#### [YOUR OBJECTIVE]
Write out the entries verbatim and leave the images out of the copy.

Collection entries:
────────

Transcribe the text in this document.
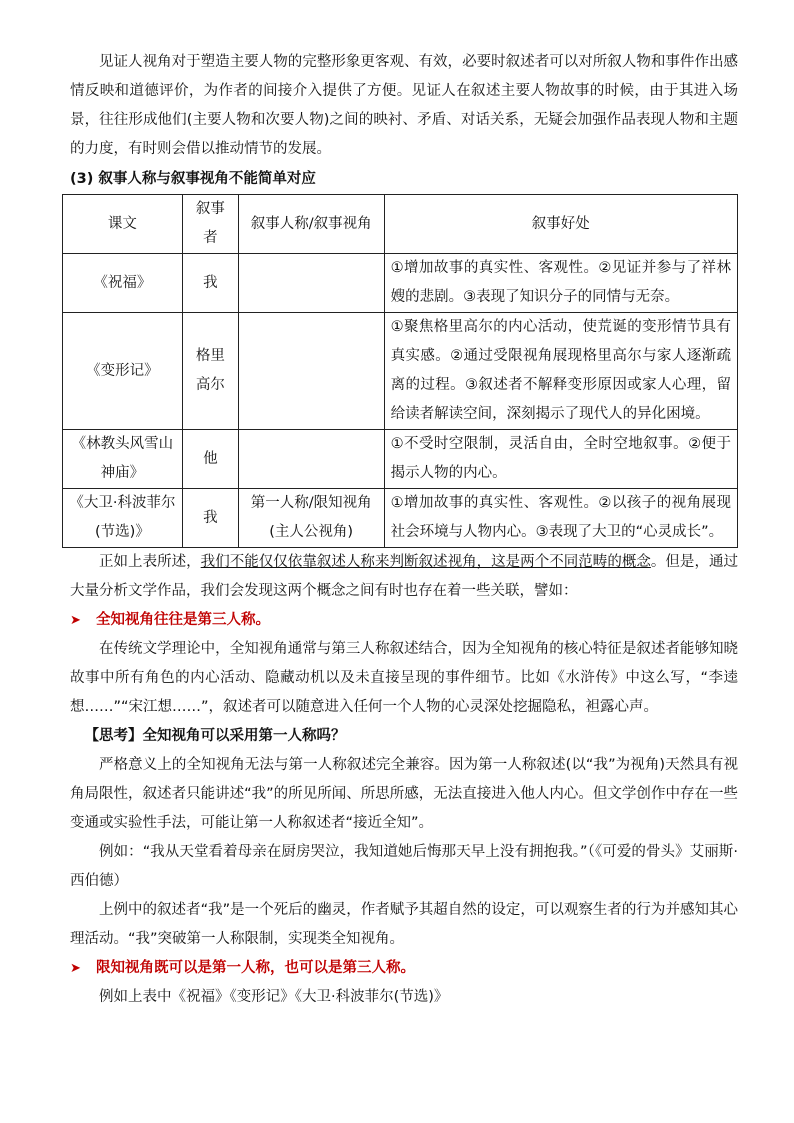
见证人视角对于塑造主要人物的完整形象更客观、有效，必要时叙述者可以对所叙人物和事件作出感情反映和道德评价，为作者的间接介入提供了方便。见证人在叙述主要人物故事的时候，由于其进入场景，往往形成他们(主要人物和次要人物)之间的映衬、矛盾、对话关系，无疑会加强作品表现人物和主题的力度，有时则会借以推动情节的发展。

(3) 叙事人称与叙事视角不能简单对应
课文	叙事者	叙事人称/叙事视角	叙事好处
《祝福》	我		①增加故事的真实性、客观性。②见证并参与了祥林嫂的悲剧。③表现了知识分子的同情与无奈。
《变形记》	格里高尔		①聚焦格里高尔的内心活动，使荒诞的变形情节具有真实感。②通过受限视角展现格里高尔与家人逐渐疏离的过程。③叙述者不解释变形原因或家人心理，留给读者解读空间，深刻揭示了现代人的异化困境。
《林教头风雪山神庙》	他		①不受时空限制，灵活自由，全时空地叙事。②便于揭示人物的内心。
《大卫·科波菲尔(节选)》	我	第一人称/限知视角(主人公视角)	①增加故事的真实性、客观性。②以孩子的视角展现社会环境与人物内心。③表现了大卫的“心灵成长”。

正如上表所述，我们不能仅仅依靠叙述人称来判断叙述视角，这是两个不同范畴的概念。但是，通过大量分析文学作品，我们会发现这两个概念之间有时也存在着一些关联，譬如：

➤	全知视角往往是第三人称。

在传统文学理论中，全知视角通常与第三人称叙述结合，因为全知视角的核心特征是叙述者能够知晓故事中所有角色的内心活动、隐藏动机以及未直接呈现的事件细节。比如《水浒传》中这么写，“李逵想……”“宋江想……”，叙述者可以随意进入任何一个人物的心灵深处挖掘隐私，袒露心声。

【思考】全知视角可以采用第一人称吗？

严格意义上的全知视角无法与第一人称叙述完全兼容。因为第一人称叙述(以“我”为视角)天然具有视角局限性，叙述者只能讲述“我”的所见所闻、所思所感，无法直接进入他人内心。但文学创作中存在一些变通或实验性手法，可能让第一人称叙述者“接近全知”。

例如：“我从天堂看着母亲在厨房哭泣，我知道她后悔那天早上没有拥抱我。”（《可爱的骨头》艾丽斯·西伯德）

上例中的叙述者“我”是一个死后的幽灵，作者赋予其超自然的设定，可以观察生者的行为并感知其心理活动。“我”突破第一人称限制，实现类全知视角。

➤	限知视角既可以是第一人称，也可以是第三人称。

例如上表中《祝福》《变形记》《大卫·科波菲尔(节选)》
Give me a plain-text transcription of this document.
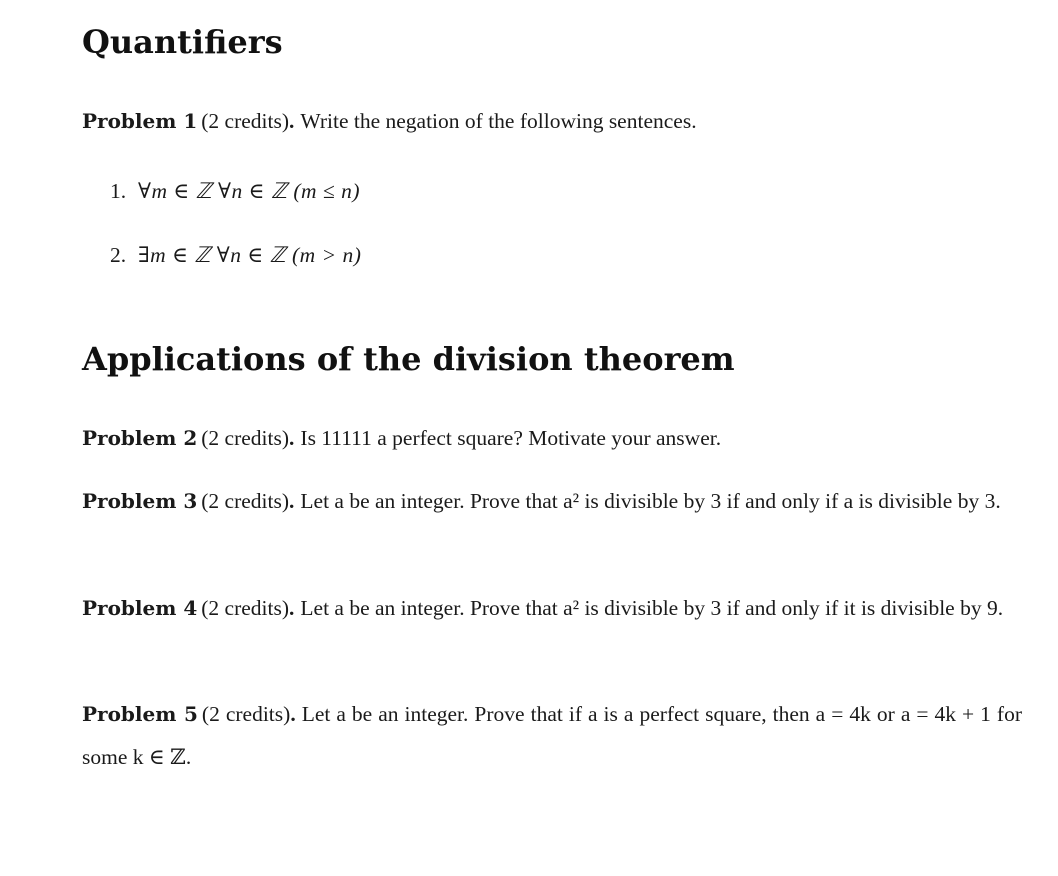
Quantifiers
Problem 1 (2 credits). Write the negation of the following sentences.
1. ∀m ∈ ℤ ∀n ∈ ℤ (m ≤ n)
2. ∃m ∈ ℤ ∀n ∈ ℤ (m > n)
Applications of the division theorem
Problem 2 (2 credits). Is 11111 a perfect square? Motivate your answer.
Problem 3 (2 credits). Let a be an integer. Prove that a² is divisible by 3 if and only if a is divisible by 3.
Problem 4 (2 credits). Let a be an integer. Prove that a² is divisible by 3 if and only if it is divisible by 9.
Problem 5 (2 credits). Let a be an integer. Prove that if a is a perfect square, then a = 4k or a = 4k + 1 for some k ∈ ℤ.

────────

#### [COMPLETE OUTPUT]
Transcribe the text in this document.
见证人视角对于塑造主要人物的完整形象更客观、有效，必要时叙述者可以对所叙人物和事件作出感情反映和道德评价，为作者的间接介入提供了方便。见证人在叙述主要人物故事的时候，由于其进入场景，往往形成他们(主要人物和次要人物)之间的映衬、矛盾、对话关系，无疑会加强作品表现人物和主题的力度，有时则会借以推动情节的发展。

(3) 叙事人称与叙事视角不能简单对应
课文	叙事者	叙事人称/叙事视角	叙事好处
《祝福》	我		①增加故事的真实性、客观性。②见证并参与了祥林嫂的悲剧。③表现了知识分子的同情与无奈。
《变形记》	格里高尔		①聚焦格里高尔的内心活动，使荒诞的变形情节具有真实感。②通过受限视角展现格里高尔与家人逐渐疏离的过程。③叙述者不解释变形原因或家人心理，留给读者解读空间，深刻揭示了现代人的异化困境。
《林教头风雪山神庙》	他		①不受时空限制，灵活自由，全时空地叙事。②便于揭示人物的内心。
《大卫·科波菲尔(节选)》	我	第一人称/限知视角(主人公视角)	①增加故事的真实性、客观性。②以孩子的视角展现社会环境与人物内心。③表现了大卫的“心灵成长”。

正如上表所述，我们不能仅仅依靠叙述人称来判断叙述视角，这是两个不同范畴的概念。但是，通过大量分析文学作品，我们会发现这两个概念之间有时也存在着一些关联，譬如：

➤	全知视角往往是第三人称。

在传统文学理论中，全知视角通常与第三人称叙述结合，因为全知视角的核心特征是叙述者能够知晓故事中所有角色的内心活动、隐藏动机以及未直接呈现的事件细节。比如《水浒传》中这么写，“李逵想……”“宋江想……”，叙述者可以随意进入任何一个人物的心灵深处挖掘隐私，袒露心声。

【思考】全知视角可以采用第一人称吗？

严格意义上的全知视角无法与第一人称叙述完全兼容。因为第一人称叙述(以“我”为视角)天然具有视角局限性，叙述者只能讲述“我”的所见所闻、所思所感，无法直接进入他人内心。但文学创作中存在一些变通或实验性手法，可能让第一人称叙述者“接近全知”。

例如：“我从天堂看着母亲在厨房哭泣，我知道她后悔那天早上没有拥抱我。”（《可爱的骨头》艾丽斯·西伯德）

上例中的叙述者“我”是一个死后的幽灵，作者赋予其超自然的设定，可以观察生者的行为并感知其心理活动。“我”突破第一人称限制，实现类全知视角。

➤	限知视角既可以是第一人称，也可以是第三人称。

例如上表中《祝福》《变形记》《大卫·科波菲尔(节选)》
Give me a plain-text transcription of this document.
Quantifiers
Problem 1 (2 credits). Write the negation of the following sentences.
1. ∀m ∈ ℤ ∀n ∈ ℤ (m ≤ n)
2. ∃m ∈ ℤ ∀n ∈ ℤ (m > n)
Applications of the division theorem
Problem 2 (2 credits). Is 11111 a perfect square? Motivate your answer.
Problem 3 (2 credits). Let a be an integer. Prove that a² is divisible by 3 if and only if a is divisible by 3.
Problem 4 (2 credits). Let a be an integer. Prove that a² is divisible by 3 if and only if it is divisible by 9.
Problem 5 (2 credits). Let a be an integer. Prove that if a is a perfect square, then a = 4k or a = 4k + 1 for some k ∈ ℤ.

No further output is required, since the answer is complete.